**REQUIREMENT**
Quote the listing below word for word, leaving out the pictures.

Coordinate annotation listing:
• • • • • • •
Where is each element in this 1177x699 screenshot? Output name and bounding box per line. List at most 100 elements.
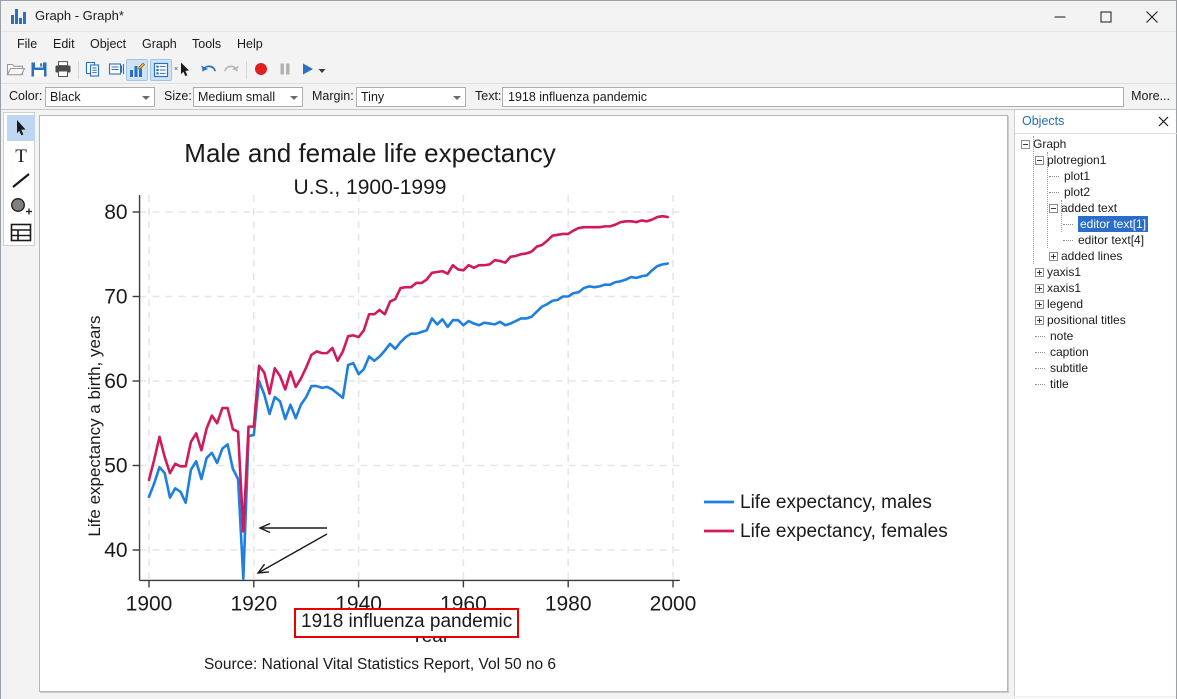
tree-item-graph[interactable]: Graph: [1015, 136, 1177, 152]
tree-item-label: editor text[4]: [1078, 232, 1144, 248]
tree-item-label: yaxis1: [1047, 264, 1081, 280]
tree-item-plot1[interactable]: plot1: [1015, 168, 1177, 184]
close-icon[interactable]: [1129, 1, 1175, 32]
expand-icon[interactable]: [1049, 252, 1058, 261]
tree-item-subtitle[interactable]: subtitle: [1015, 360, 1177, 376]
expand-icon[interactable]: [1035, 284, 1044, 293]
expand-icon[interactable]: [1035, 268, 1044, 277]
tree-item-xaxis1[interactable]: xaxis1: [1015, 280, 1177, 296]
y-axis-tick-label: 70: [104, 286, 127, 309]
menu-file[interactable]: File: [9, 32, 45, 56]
pointer-tool[interactable]: [7, 115, 35, 141]
tree-item-plot2[interactable]: plot2: [1015, 184, 1177, 200]
x-axis-tick-label: 1920: [230, 592, 277, 615]
expand-icon[interactable]: [1035, 300, 1044, 309]
window-title: Graph - Graph*: [35, 8, 124, 23]
copy-icon[interactable]: [83, 59, 105, 81]
margin-select[interactable]: Tiny: [356, 87, 466, 107]
tool-palette-box: T: [3, 112, 35, 246]
tree-connector: [1035, 336, 1045, 337]
tree-item-caption[interactable]: caption: [1015, 344, 1177, 360]
tree-item-label: xaxis1: [1047, 280, 1081, 296]
menu-object[interactable]: Object: [82, 32, 134, 56]
tree-item-title[interactable]: title: [1015, 376, 1177, 392]
collapse-icon[interactable]: [1049, 204, 1058, 213]
toolbar: ×: [1, 56, 1176, 84]
tree-item-editor-text-1[interactable]: editor text[1]: [1015, 216, 1177, 232]
tree-item-label: caption: [1050, 344, 1089, 360]
menu-tools[interactable]: Tools: [184, 32, 229, 56]
undo-icon[interactable]: [198, 59, 220, 81]
x-axis-tick-label: 1980: [545, 592, 592, 615]
tree-item-yaxis1[interactable]: yaxis1: [1015, 264, 1177, 280]
y-axis-tick-label: 50: [104, 455, 127, 478]
size-label: Size:: [164, 89, 192, 103]
tree-item-label: plot2: [1064, 184, 1090, 200]
object-browser-icon[interactable]: [150, 59, 172, 81]
x-axis-tick-label: 1900: [126, 592, 173, 615]
tree-item-plotregion1[interactable]: plotregion1: [1015, 152, 1177, 168]
save-icon[interactable]: [29, 59, 51, 81]
menu-graph[interactable]: Graph: [134, 32, 185, 56]
size-select[interactable]: Medium small: [193, 87, 303, 107]
chevron-down-icon: [290, 96, 298, 100]
svg-text:T: T: [15, 146, 27, 167]
collapse-icon[interactable]: [1021, 140, 1030, 149]
menu-bar: File Edit Object Graph Tools Help: [1, 32, 1176, 56]
svg-text:×: ×: [174, 66, 178, 73]
maximize-icon[interactable]: [1083, 1, 1129, 32]
objects-panel: Objects Graphplotregion1plot1plot2added …: [1014, 110, 1176, 699]
tree-item-added-lines[interactable]: added lines: [1015, 248, 1177, 264]
x-axis-tick-label: 1960: [440, 592, 487, 615]
print-icon[interactable]: [53, 59, 75, 81]
redo-icon[interactable]: [222, 59, 244, 81]
tree-item-added-text[interactable]: added text: [1015, 200, 1177, 216]
pause-icon[interactable]: [275, 59, 297, 81]
play-dropdown-icon[interactable]: [315, 59, 329, 81]
open-icon[interactable]: [5, 59, 27, 81]
chart-labels: [258, 502, 734, 573]
pointer-tool-icon[interactable]: ×: [173, 59, 195, 81]
tree-connector: [1035, 352, 1045, 353]
tree-guide-line: [1061, 200, 1062, 232]
tree-connector: [1063, 224, 1073, 225]
add-marker-tool[interactable]: [7, 194, 35, 220]
graph-canvas[interactable]: 4050607080190019201940196019802000 Male …: [39, 115, 1008, 692]
tree-item-positional-titles[interactable]: positional titles: [1015, 312, 1177, 328]
graph-editor-icon[interactable]: [126, 59, 148, 81]
grid-tool[interactable]: [7, 220, 35, 246]
tree-connector: [1049, 176, 1059, 177]
object-tree[interactable]: Graphplotregion1plot1plot2added textedit…: [1015, 136, 1177, 696]
expand-icon[interactable]: [1035, 316, 1044, 325]
chevron-down-icon: [453, 96, 461, 100]
line-tool[interactable]: [7, 168, 35, 194]
toolbar-separator: [246, 61, 247, 79]
chevron-down-icon: [142, 96, 150, 100]
text-label: Text:: [475, 89, 501, 103]
text-tool[interactable]: T: [7, 142, 35, 168]
color-value: Black: [50, 90, 81, 104]
objects-panel-title: Objects: [1022, 114, 1064, 128]
tree-item-editor-text-4[interactable]: editor text[4]: [1015, 232, 1177, 248]
arrow-head: [258, 564, 269, 573]
tree-connector: [1035, 368, 1045, 369]
life-expectancy-chart[interactable]: 4050607080190019201940196019802000: [40, 116, 1007, 691]
minimize-icon[interactable]: [1037, 1, 1083, 32]
menu-help[interactable]: Help: [229, 32, 271, 56]
close-icon[interactable]: [1155, 113, 1172, 130]
tree-item-note[interactable]: note: [1015, 328, 1177, 344]
record-icon[interactable]: [251, 59, 273, 81]
graph-bars-icon: [11, 9, 27, 24]
tree-item-label: legend: [1047, 296, 1083, 312]
tree-item-label: Graph: [1033, 136, 1066, 152]
more-button[interactable]: More...: [1131, 89, 1170, 103]
color-select[interactable]: Black: [45, 87, 155, 107]
text-input[interactable]: 1918 influenza pandemic: [502, 87, 1124, 107]
title-bar: Graph - Graph*: [1, 1, 1176, 32]
collapse-icon[interactable]: [1035, 156, 1044, 165]
series-line-females: [149, 216, 668, 531]
tree-item-legend[interactable]: legend: [1015, 296, 1177, 312]
tree-connector: [1049, 192, 1059, 193]
menu-edit[interactable]: Edit: [45, 32, 83, 56]
tree-item-label: plotregion1: [1047, 152, 1106, 168]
• • • • • • •
**RIGHT ANSWER**
Where is each element in this 1177x699 screenshot? Output name and bounding box per line. List at most 100 elements.
tree-item-graph[interactable]: Graph: [1015, 136, 1177, 152]
tree-item-label: editor text[4]: [1078, 232, 1144, 248]
tree-item-label: yaxis1: [1047, 264, 1081, 280]
tree-item-plot1[interactable]: plot1: [1015, 168, 1177, 184]
close-icon[interactable]: [1129, 1, 1175, 32]
expand-icon[interactable]: [1049, 252, 1058, 261]
tree-item-subtitle[interactable]: subtitle: [1015, 360, 1177, 376]
expand-icon[interactable]: [1035, 284, 1044, 293]
expand-icon[interactable]: [1035, 268, 1044, 277]
tree-item-xaxis1[interactable]: xaxis1: [1015, 280, 1177, 296]
y-axis-tick-label: 70: [104, 286, 127, 309]
menu-file[interactable]: File: [9, 32, 45, 56]
pointer-tool[interactable]: [7, 115, 35, 141]
tree-item-plot2[interactable]: plot2: [1015, 184, 1177, 200]
x-axis-tick-label: 1920: [230, 592, 277, 615]
expand-icon[interactable]: [1035, 300, 1044, 309]
window-title: Graph - Graph*: [35, 8, 124, 23]
copy-icon[interactable]: [83, 59, 105, 81]
margin-select[interactable]: Tiny: [356, 87, 466, 107]
tool-palette-box: T: [3, 112, 35, 246]
tree-connector: [1035, 336, 1045, 337]
tree-item-caption[interactable]: caption: [1015, 344, 1177, 360]
tree-item-label: xaxis1: [1047, 280, 1081, 296]
menu-object[interactable]: Object: [82, 32, 134, 56]
tree-item-title[interactable]: title: [1015, 376, 1177, 392]
collapse-icon[interactable]: [1049, 204, 1058, 213]
toolbar: ×: [1, 56, 1176, 84]
tree-item-editor-text-1[interactable]: editor text[1]: [1015, 216, 1177, 232]
tree-item-label: caption: [1050, 344, 1089, 360]
menu-tools[interactable]: Tools: [184, 32, 229, 56]
undo-icon[interactable]: [198, 59, 220, 81]
x-axis-tick-label: 1980: [545, 592, 592, 615]
tree-item-yaxis1[interactable]: yaxis1: [1015, 264, 1177, 280]
y-axis-tick-label: 50: [104, 455, 127, 478]
size-label: Size:: [164, 89, 192, 103]
tree-item-label: plot2: [1064, 184, 1090, 200]
object-browser-icon[interactable]: [150, 59, 172, 81]
x-axis-tick-label: 1900: [126, 592, 173, 615]
tree-item-plotregion1[interactable]: plotregion1: [1015, 152, 1177, 168]
save-icon[interactable]: [29, 59, 51, 81]
menu-graph[interactable]: Graph: [134, 32, 185, 56]
size-select[interactable]: Medium small: [193, 87, 303, 107]
chevron-down-icon: [290, 96, 298, 100]
svg-text:T: T: [15, 146, 27, 167]
collapse-icon[interactable]: [1021, 140, 1030, 149]
menu-bar: File Edit Object Graph Tools Help: [1, 32, 1176, 56]
svg-text:×: ×: [174, 66, 178, 73]
maximize-icon[interactable]: [1083, 1, 1129, 32]
objects-panel: Objects Graphplotregion1plot1plot2added …: [1014, 110, 1176, 699]
tree-item-added-lines[interactable]: added lines: [1015, 248, 1177, 264]
x-axis-tick-label: 1960: [440, 592, 487, 615]
print-icon[interactable]: [53, 59, 75, 81]
redo-icon[interactable]: [222, 59, 244, 81]
tree-item-added-text[interactable]: added text: [1015, 200, 1177, 216]
pause-icon[interactable]: [275, 59, 297, 81]
play-dropdown-icon[interactable]: [315, 59, 329, 81]
open-icon[interactable]: [5, 59, 27, 81]
chart-labels: [258, 502, 734, 573]
pointer-tool-icon[interactable]: ×: [173, 59, 195, 81]
tree-connector: [1035, 352, 1045, 353]
tree-guide-line: [1061, 200, 1062, 232]
tree-connector: [1063, 224, 1073, 225]
add-marker-tool[interactable]: [7, 194, 35, 220]
graph-canvas[interactable]: 4050607080190019201940196019802000 Male …: [39, 115, 1008, 692]
tree-item-positional-titles[interactable]: positional titles: [1015, 312, 1177, 328]
graph-editor-icon[interactable]: [126, 59, 148, 81]
grid-tool[interactable]: [7, 220, 35, 246]
tree-connector: [1049, 176, 1059, 177]
object-tree[interactable]: Graphplotregion1plot1plot2added textedit…: [1015, 136, 1177, 696]
expand-icon[interactable]: [1035, 316, 1044, 325]
chevron-down-icon: [453, 96, 461, 100]
line-tool[interactable]: [7, 168, 35, 194]
toolbar-separator: [246, 61, 247, 79]
chevron-down-icon: [142, 96, 150, 100]
text-label: Text:: [475, 89, 501, 103]
text-tool[interactable]: T: [7, 142, 35, 168]
color-value: Black: [50, 90, 81, 104]
objects-panel-title: Objects: [1022, 114, 1064, 128]
tree-item-editor-text-4[interactable]: editor text[4]: [1015, 232, 1177, 248]
arrow-head: [258, 564, 269, 573]
tree-connector: [1035, 368, 1045, 369]
life-expectancy-chart[interactable]: 4050607080190019201940196019802000: [40, 116, 1007, 691]
minimize-icon[interactable]: [1037, 1, 1083, 32]
menu-help[interactable]: Help: [229, 32, 271, 56]
close-icon[interactable]: [1155, 113, 1172, 130]
tree-item-note[interactable]: note: [1015, 328, 1177, 344]
record-icon[interactable]: [251, 59, 273, 81]
graph-bars-icon: [11, 9, 27, 24]
tree-item-label: legend: [1047, 296, 1083, 312]
tree-item-label: Graph: [1033, 136, 1066, 152]
more-button[interactable]: More...: [1131, 89, 1170, 103]
color-select[interactable]: Black: [45, 87, 155, 107]
text-input[interactable]: 1918 influenza pandemic: [502, 87, 1124, 107]
title-bar: Graph - Graph*: [1, 1, 1176, 32]
collapse-icon[interactable]: [1035, 156, 1044, 165]
series-line-females: [149, 216, 668, 531]
tree-item-legend[interactable]: legend: [1015, 296, 1177, 312]
tree-connector: [1049, 192, 1059, 193]
menu-edit[interactable]: Edit: [45, 32, 83, 56]
tree-item-label: plotregion1: [1047, 152, 1106, 168]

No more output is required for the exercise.